● Exercise
Copy out every record precisely.

● Entries supplied
-------------------------
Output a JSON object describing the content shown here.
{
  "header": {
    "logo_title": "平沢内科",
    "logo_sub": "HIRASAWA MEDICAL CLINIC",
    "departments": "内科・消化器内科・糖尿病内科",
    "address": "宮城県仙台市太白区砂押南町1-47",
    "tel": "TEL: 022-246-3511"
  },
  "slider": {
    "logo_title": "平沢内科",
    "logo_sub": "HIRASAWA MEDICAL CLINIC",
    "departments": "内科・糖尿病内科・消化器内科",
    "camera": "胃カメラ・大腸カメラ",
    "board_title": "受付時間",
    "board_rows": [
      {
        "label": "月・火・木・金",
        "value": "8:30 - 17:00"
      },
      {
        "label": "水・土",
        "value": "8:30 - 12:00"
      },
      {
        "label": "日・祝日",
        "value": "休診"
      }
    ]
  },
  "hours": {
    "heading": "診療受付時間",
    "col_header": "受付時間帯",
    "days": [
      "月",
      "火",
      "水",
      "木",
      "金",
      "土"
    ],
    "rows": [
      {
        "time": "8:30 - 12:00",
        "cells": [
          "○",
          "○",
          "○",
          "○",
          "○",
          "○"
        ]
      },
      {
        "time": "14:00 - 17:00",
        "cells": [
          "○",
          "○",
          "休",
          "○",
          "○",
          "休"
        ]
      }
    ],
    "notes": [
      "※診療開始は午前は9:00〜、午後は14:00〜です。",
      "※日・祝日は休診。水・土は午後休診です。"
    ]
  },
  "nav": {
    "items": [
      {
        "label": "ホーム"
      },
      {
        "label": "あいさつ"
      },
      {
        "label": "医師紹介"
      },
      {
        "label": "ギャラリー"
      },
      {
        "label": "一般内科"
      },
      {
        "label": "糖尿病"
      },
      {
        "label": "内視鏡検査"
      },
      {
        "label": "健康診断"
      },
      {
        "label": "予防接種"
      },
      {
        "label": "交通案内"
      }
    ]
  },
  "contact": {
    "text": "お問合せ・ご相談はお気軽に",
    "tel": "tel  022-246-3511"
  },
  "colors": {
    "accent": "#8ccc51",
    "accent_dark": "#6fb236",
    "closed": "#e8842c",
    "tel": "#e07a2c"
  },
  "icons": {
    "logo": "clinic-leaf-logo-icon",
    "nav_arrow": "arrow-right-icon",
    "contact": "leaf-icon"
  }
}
-------------------------
● Written reply
Output a JSON object describing the content shown here.
{
  "header": {
    "logo_title": "平沢内科",
    "logo_sub": "HIRASAWA MEDICAL CLINIC",
    "departments": "内科・消化器内科・糖尿病内科",
    "address": "宮城県仙台市太白区砂押南町1-47",
    "tel": "TEL: 022-246-3511"
  },
  "slider": {
    "logo_title": "平沢内科",
    "logo_sub": "HIRASAWA MEDICAL CLINIC",
    "departments": "内科・糖尿病内科・消化器内科",
    "camera": "胃カメラ・大腸カメラ",
    "board_title": "受付時間",
    "board_rows": [
      {
        "label": "月・火・木・金",
        "value": "8:30 - 17:00"
      },
      {
        "label": "水・土",
        "value": "8:30 - 12:00"
      },
      {
        "label": "日・祝日",
        "value": "休診"
      }
    ]
  },
  "hours": {
    "heading": "診療受付時間",
    "col_header": "受付時間帯",
    "days": [
      "月",
      "火",
      "水",
      "木",
      "金",
      "土"
    ],
    "rows": [
      {
        "time": "8:30 - 12:00",
        "cells": [
          "○",
          "○",
          "○",
          "○",
          "○",
          "○"
        ]
      },
      {
        "time": "14:00 - 17:00",
        "cells": [
          "○",
          "○",
          "休",
          "○",
          "○",
          "休"
        ]
      }
    ],
    "notes": [
      "※診療開始は午前は9:00〜、午後は14:00〜です。",
      "※日・祝日は休診。水・土は午後休診です。"
    ]
  },
  "nav": {
    "items": [
      {
        "label": "ホーム"
      },
      {
        "label": "あいさつ"
      },
      {
        "label": "医師紹介"
      },
      {
        "label": "ギャラリー"
      },
      {
        "label": "一般内科"
      },
      {
        "label": "糖尿病"
      },
      {
        "label": "内視鏡検査"
      },
      {
        "label": "健康診断"
      },
      {
        "label": "予防接種"
      },
      {
        "label": "交通案内"
      }
    ]
  },
  "contact": {
    "text": "お問合せ・ご相談はお気軽に",
    "tel": "tel  022-246-3511"
  },
  "colors": {
    "accent": "#8ccc51",
    "accent_dark": "#6fb236",
    "closed": "#e8842c",
    "tel": "#e07a2c"
  },
  "icons": {
    "logo": "clinic-leaf-logo-icon",
    "nav_arrow": "arrow-right-icon",
    "contact": "leaf-icon"
  }
}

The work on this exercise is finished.